- **Exercise**:
Select the lines that hold the word "お問い合わせ" and copy each one.

- **Records for processing**:
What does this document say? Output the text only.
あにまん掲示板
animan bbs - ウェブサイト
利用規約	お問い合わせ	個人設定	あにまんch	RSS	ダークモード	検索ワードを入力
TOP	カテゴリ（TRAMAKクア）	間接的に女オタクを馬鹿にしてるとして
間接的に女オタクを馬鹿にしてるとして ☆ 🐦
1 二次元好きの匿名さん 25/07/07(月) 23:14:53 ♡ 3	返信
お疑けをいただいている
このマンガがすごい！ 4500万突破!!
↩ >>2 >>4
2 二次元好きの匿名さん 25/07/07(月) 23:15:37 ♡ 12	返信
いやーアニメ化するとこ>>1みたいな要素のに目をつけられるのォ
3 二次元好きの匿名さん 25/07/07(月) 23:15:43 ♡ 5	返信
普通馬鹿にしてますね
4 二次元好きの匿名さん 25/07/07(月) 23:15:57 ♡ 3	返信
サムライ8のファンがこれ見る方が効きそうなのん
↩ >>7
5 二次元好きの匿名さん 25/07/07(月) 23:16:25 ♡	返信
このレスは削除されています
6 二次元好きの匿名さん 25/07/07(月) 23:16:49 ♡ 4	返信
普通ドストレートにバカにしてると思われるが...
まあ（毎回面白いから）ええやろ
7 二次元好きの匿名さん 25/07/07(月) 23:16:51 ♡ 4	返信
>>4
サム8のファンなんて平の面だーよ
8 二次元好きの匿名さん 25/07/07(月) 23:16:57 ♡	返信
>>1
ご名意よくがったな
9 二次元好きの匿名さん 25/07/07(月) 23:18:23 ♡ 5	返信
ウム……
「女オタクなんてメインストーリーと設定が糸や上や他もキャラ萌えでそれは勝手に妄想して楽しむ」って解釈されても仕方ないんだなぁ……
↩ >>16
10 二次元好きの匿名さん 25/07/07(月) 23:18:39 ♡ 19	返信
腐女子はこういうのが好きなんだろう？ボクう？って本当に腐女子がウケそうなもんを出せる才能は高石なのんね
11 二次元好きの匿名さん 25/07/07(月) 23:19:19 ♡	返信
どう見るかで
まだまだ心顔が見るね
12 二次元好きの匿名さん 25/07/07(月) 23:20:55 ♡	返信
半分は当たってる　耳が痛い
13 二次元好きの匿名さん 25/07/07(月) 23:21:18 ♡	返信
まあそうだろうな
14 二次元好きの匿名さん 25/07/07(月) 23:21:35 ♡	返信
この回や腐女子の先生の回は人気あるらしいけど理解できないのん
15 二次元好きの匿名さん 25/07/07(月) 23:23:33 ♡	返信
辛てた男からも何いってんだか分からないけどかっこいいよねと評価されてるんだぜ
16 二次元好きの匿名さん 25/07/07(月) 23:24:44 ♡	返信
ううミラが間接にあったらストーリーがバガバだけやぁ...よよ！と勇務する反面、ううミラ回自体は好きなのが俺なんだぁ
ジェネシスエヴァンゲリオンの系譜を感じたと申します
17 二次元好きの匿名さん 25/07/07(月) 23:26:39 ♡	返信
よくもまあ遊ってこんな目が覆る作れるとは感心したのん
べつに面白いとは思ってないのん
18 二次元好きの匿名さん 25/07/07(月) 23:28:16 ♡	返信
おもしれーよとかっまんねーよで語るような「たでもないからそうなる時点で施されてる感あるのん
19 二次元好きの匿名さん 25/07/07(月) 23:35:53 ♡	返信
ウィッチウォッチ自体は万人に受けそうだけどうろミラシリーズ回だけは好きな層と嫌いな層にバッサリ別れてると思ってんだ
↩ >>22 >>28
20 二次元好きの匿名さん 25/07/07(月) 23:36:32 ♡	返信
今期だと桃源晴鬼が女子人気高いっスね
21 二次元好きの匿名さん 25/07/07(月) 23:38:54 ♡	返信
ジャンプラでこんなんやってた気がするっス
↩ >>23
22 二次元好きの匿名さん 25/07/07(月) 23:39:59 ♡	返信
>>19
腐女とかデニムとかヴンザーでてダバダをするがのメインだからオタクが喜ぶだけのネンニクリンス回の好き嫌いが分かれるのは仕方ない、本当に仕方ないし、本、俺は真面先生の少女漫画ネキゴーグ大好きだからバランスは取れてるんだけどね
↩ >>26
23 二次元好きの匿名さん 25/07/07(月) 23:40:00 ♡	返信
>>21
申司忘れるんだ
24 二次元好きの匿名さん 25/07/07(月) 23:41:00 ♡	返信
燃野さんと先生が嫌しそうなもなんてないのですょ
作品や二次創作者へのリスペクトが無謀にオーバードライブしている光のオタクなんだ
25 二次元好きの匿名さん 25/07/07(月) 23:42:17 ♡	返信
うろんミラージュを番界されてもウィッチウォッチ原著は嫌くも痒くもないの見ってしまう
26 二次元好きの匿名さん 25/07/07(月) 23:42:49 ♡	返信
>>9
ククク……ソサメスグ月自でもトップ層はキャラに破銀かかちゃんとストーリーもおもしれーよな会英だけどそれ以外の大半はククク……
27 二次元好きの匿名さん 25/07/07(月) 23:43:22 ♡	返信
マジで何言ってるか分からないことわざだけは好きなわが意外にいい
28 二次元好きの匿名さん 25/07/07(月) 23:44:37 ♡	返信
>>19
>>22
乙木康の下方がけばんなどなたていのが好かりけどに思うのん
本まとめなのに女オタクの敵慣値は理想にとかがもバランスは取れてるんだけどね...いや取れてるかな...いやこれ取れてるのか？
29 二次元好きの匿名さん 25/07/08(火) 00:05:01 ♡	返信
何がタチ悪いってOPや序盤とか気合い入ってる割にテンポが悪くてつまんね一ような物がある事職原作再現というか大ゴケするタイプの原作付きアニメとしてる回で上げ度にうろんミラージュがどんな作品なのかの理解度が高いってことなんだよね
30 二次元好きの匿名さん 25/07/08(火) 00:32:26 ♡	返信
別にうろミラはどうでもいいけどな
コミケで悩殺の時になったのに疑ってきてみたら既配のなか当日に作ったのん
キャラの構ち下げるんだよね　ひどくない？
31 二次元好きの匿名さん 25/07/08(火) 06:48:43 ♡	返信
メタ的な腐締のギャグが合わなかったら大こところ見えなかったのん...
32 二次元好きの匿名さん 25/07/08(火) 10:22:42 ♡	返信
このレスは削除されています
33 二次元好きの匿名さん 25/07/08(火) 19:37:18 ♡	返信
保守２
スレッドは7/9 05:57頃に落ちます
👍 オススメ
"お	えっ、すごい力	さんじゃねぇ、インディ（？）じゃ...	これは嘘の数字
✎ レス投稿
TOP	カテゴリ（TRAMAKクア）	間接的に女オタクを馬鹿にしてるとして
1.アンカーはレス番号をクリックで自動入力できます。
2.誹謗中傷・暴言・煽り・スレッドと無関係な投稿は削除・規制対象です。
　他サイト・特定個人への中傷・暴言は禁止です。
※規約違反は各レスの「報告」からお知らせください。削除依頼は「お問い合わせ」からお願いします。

- **Written response**:
利用規約	お問い合わせ	個人設定	あにまんch	RSS	ダークモード	検索ワードを入力
※規約違反は各レスの「報告」からお知らせください。削除依頼は「お問い合わせ」からお願いします。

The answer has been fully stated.